■ **What is expected**:
For every line in the records that has the word "松山千春", make a copy.

■ **Given data**:
┌────────

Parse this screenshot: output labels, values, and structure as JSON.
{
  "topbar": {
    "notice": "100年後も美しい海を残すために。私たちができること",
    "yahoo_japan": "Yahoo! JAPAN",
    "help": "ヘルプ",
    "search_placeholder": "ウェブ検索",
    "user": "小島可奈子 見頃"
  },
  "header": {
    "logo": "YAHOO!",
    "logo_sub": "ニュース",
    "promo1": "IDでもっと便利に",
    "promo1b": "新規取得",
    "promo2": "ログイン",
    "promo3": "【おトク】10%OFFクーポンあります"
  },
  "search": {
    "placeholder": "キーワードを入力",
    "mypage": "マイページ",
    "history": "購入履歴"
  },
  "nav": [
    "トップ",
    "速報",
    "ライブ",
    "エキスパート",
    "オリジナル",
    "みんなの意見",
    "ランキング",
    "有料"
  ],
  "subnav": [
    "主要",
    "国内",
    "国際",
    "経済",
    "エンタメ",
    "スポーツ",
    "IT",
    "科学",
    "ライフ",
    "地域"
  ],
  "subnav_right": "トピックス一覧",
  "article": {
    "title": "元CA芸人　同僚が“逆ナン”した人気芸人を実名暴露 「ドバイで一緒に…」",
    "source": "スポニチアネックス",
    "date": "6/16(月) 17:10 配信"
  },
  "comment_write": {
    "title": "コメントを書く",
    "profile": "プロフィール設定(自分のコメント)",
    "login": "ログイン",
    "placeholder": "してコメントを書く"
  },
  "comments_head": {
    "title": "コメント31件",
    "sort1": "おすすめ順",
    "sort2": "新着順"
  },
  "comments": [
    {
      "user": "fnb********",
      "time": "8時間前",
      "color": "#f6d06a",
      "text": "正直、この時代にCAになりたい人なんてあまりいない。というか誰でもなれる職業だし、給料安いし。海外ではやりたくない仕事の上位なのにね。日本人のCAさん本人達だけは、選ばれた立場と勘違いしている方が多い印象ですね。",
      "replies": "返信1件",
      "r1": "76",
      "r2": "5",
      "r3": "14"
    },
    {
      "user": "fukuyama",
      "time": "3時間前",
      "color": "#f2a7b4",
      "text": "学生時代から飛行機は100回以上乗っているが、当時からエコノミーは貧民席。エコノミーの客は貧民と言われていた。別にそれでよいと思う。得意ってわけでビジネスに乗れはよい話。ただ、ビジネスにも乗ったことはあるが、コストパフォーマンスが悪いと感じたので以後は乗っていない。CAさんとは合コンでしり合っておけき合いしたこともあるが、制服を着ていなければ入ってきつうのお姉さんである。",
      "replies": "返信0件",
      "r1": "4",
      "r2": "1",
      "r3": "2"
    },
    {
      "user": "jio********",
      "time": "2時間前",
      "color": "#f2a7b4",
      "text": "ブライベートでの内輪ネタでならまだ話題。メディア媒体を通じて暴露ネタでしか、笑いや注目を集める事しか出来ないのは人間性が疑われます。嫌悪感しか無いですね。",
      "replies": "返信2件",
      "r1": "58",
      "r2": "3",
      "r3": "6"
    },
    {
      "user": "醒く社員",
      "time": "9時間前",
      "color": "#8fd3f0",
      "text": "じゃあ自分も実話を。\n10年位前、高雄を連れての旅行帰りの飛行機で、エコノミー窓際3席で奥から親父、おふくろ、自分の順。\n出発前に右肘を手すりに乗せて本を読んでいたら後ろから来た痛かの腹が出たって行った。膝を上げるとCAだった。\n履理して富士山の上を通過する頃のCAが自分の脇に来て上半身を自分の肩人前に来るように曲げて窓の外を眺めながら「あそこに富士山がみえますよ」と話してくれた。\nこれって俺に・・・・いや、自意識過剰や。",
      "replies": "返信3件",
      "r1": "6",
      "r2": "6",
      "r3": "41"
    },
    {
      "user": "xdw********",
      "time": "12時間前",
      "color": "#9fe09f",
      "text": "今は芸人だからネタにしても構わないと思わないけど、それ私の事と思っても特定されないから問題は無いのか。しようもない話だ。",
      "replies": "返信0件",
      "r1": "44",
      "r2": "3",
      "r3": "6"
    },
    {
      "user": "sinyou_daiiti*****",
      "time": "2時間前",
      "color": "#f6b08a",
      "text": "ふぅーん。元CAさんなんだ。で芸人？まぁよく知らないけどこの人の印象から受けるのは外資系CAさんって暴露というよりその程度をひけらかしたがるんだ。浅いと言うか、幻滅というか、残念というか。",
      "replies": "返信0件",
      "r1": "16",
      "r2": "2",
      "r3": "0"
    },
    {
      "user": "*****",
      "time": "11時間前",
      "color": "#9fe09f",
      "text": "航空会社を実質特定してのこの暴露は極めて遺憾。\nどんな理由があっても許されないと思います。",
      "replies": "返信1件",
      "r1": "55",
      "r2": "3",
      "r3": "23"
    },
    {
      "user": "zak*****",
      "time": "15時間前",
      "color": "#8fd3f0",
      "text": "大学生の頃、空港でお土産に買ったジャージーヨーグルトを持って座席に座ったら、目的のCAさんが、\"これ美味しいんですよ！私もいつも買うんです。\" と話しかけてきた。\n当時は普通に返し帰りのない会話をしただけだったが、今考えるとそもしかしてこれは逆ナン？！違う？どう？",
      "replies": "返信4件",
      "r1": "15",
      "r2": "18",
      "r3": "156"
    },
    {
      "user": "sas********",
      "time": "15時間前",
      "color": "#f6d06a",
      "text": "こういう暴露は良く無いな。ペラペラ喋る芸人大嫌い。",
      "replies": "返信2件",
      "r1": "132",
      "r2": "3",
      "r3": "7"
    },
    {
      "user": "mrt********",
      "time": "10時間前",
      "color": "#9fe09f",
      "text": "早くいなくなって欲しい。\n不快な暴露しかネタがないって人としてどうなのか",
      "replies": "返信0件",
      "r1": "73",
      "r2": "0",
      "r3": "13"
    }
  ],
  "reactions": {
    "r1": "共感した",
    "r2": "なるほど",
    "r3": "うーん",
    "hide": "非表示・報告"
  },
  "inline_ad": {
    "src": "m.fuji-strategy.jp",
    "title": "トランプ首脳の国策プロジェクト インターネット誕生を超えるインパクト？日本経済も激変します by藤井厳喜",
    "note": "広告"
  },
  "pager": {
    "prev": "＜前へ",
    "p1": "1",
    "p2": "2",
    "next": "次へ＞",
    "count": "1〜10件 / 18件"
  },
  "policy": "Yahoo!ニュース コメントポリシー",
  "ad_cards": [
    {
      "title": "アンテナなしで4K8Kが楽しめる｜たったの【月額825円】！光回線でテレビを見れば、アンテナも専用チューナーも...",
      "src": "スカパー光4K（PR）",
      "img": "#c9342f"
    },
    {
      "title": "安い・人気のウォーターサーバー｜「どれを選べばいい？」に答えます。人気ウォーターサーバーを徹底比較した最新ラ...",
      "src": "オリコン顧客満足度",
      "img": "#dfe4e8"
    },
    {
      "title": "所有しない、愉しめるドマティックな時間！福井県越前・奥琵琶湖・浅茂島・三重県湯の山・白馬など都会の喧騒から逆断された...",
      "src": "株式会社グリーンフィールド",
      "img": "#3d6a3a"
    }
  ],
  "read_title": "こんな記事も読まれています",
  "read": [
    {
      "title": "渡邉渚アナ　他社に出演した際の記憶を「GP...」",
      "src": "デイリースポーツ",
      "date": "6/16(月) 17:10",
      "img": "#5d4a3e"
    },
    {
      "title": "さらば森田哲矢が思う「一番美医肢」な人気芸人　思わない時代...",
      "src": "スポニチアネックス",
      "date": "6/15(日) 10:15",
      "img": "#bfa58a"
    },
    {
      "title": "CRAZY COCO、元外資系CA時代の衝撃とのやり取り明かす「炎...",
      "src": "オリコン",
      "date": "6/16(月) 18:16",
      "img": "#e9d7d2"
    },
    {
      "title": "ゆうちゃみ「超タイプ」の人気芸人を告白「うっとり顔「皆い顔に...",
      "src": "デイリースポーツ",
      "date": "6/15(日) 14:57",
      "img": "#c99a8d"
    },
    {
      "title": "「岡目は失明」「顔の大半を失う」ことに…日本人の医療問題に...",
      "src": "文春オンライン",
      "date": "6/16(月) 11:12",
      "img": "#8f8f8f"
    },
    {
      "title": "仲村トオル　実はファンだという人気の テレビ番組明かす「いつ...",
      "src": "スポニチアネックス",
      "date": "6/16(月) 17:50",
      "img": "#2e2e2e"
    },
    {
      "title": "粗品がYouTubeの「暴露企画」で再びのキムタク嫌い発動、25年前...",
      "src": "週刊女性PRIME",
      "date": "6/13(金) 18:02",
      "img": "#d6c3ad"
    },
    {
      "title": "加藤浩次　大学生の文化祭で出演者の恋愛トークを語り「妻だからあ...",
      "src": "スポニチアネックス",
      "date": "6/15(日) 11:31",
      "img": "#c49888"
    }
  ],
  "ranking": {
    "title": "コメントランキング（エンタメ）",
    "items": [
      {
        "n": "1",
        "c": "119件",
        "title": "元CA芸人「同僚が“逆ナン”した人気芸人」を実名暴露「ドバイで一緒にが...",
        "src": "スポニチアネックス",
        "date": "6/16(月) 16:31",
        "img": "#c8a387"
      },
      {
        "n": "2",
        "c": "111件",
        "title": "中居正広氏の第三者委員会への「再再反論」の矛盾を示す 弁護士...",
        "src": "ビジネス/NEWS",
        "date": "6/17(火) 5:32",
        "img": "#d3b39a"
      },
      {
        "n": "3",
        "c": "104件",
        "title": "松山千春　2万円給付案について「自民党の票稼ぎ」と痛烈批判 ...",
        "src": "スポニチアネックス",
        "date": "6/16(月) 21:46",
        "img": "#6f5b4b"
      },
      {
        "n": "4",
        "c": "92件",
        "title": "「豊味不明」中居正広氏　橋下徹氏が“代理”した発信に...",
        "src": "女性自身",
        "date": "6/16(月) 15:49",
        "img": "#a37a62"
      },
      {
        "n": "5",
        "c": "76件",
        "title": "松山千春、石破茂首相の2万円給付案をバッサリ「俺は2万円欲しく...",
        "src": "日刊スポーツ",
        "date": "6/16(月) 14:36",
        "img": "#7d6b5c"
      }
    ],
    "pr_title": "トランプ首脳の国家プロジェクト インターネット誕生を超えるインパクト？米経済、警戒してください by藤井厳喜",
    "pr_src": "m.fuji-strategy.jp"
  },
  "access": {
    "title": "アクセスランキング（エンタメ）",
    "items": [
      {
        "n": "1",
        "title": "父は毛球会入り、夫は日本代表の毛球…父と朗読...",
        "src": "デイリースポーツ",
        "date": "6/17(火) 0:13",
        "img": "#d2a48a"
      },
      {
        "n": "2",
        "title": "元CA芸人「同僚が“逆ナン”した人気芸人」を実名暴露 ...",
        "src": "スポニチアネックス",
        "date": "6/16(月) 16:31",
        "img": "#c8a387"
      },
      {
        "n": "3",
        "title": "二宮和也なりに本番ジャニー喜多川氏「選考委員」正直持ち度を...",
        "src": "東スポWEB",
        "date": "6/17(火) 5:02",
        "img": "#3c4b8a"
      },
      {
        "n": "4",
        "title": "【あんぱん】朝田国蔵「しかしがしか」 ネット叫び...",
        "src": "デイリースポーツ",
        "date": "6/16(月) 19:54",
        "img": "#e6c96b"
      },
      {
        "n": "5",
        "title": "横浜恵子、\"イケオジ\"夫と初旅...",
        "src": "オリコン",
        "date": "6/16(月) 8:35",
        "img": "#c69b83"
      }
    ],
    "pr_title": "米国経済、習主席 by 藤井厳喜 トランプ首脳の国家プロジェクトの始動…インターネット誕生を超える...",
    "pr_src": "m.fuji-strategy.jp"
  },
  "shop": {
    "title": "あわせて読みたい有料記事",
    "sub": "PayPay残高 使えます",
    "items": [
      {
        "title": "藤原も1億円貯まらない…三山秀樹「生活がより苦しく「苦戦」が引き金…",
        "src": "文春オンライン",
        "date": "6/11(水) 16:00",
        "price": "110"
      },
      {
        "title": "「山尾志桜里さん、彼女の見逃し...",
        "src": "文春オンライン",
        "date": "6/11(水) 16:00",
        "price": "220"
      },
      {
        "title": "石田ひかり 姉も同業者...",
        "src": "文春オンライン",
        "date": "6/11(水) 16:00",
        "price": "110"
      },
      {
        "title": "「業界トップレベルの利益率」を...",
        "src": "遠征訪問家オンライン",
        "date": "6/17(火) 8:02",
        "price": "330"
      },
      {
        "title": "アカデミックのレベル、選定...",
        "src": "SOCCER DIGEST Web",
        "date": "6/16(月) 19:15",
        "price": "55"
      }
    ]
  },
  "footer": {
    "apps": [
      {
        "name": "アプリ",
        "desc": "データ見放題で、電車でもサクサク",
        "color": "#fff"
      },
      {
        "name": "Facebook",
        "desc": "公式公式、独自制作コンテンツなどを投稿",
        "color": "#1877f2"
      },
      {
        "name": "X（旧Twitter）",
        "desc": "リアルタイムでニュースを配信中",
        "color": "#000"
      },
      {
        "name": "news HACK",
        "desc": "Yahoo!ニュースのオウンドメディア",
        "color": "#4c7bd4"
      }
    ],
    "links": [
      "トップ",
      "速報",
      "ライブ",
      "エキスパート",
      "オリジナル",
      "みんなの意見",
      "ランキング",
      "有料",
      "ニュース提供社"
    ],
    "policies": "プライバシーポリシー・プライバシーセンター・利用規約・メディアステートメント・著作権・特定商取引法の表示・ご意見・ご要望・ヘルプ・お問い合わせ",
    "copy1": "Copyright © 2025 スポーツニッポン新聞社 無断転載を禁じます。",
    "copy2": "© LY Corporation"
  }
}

└────────

■ **Exercise result**:
        "title": "松山千春　2万円給付案について「自民党の票稼ぎ」と痛烈批判 ...",
        "title": "松山千春、石破茂首相の2万円給付案をバッサリ「俺は2万円欲しく...",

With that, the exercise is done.